··· Records provided ···
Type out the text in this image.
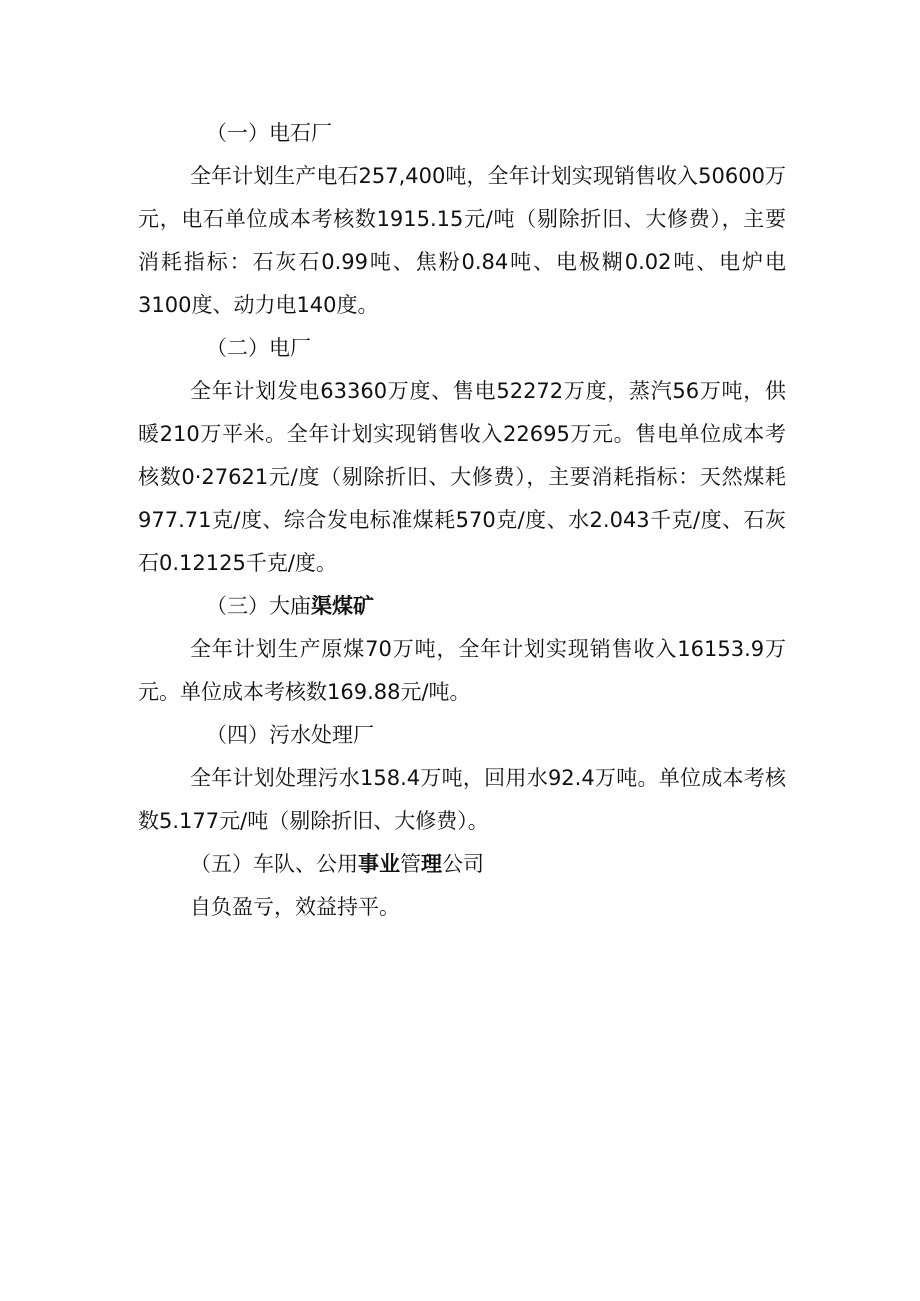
（一）电石厂

全年计划生产电石257,400吨，全年计划实现销售收入50600万元，电石单位成本考核数1915.15元/吨（剔除折旧、大修费），主要消耗指标：石灰石0.99吨、焦粉0.84吨、电极糊0.02吨、电炉电3100度、动力电140度。

（二）电厂

全年计划发电63360万度、售电52272万度，蒸汽56万吨，供暖210万平米。全年计划实现销售收入22695万元。售电单位成本考核数0·27621元/度（剔除折旧、大修费），主要消耗指标：天然煤耗977.71克/度、综合发电标准煤耗570克/度、水2.043千克/度、石灰石0.12125千克/度。

（三）大庙渠煤矿

全年计划生产原煤70万吨，全年计划实现销售收入16153.9万元。单位成本考核数169.88元/吨。

（四）污水处理厂

全年计划处理污水158.4万吨，回用水92.4万吨。单位成本考核数5.177元/吨（剔除折旧、大修费）。

（五）车队、公用事业管理公司

自负盈亏，效益持平。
···
Exercise directions: Repeat the data exactly, dropping every picture it holds.

Expected answer:
Type out the text in this image.
（一）电石厂

全年计划生产电石257,400吨，全年计划实现销售收入50600万元，电石单位成本考核数1915.15元/吨（剔除折旧、大修费），主要消耗指标：石灰石0.99吨、焦粉0.84吨、电极糊0.02吨、电炉电3100度、动力电140度。

（二）电厂

全年计划发电63360万度、售电52272万度，蒸汽56万吨，供暖210万平米。全年计划实现销售收入22695万元。售电单位成本考核数0·27621元/度（剔除折旧、大修费），主要消耗指标：天然煤耗977.71克/度、综合发电标准煤耗570克/度、水2.043千克/度、石灰石0.12125千克/度。

（三）大庙渠煤矿

全年计划生产原煤70万吨，全年计划实现销售收入16153.9万元。单位成本考核数169.88元/吨。

（四）污水处理厂

全年计划处理污水158.4万吨，回用水92.4万吨。单位成本考核数5.177元/吨（剔除折旧、大修费）。

（五）车队、公用事业管理公司

自负盈亏，效益持平。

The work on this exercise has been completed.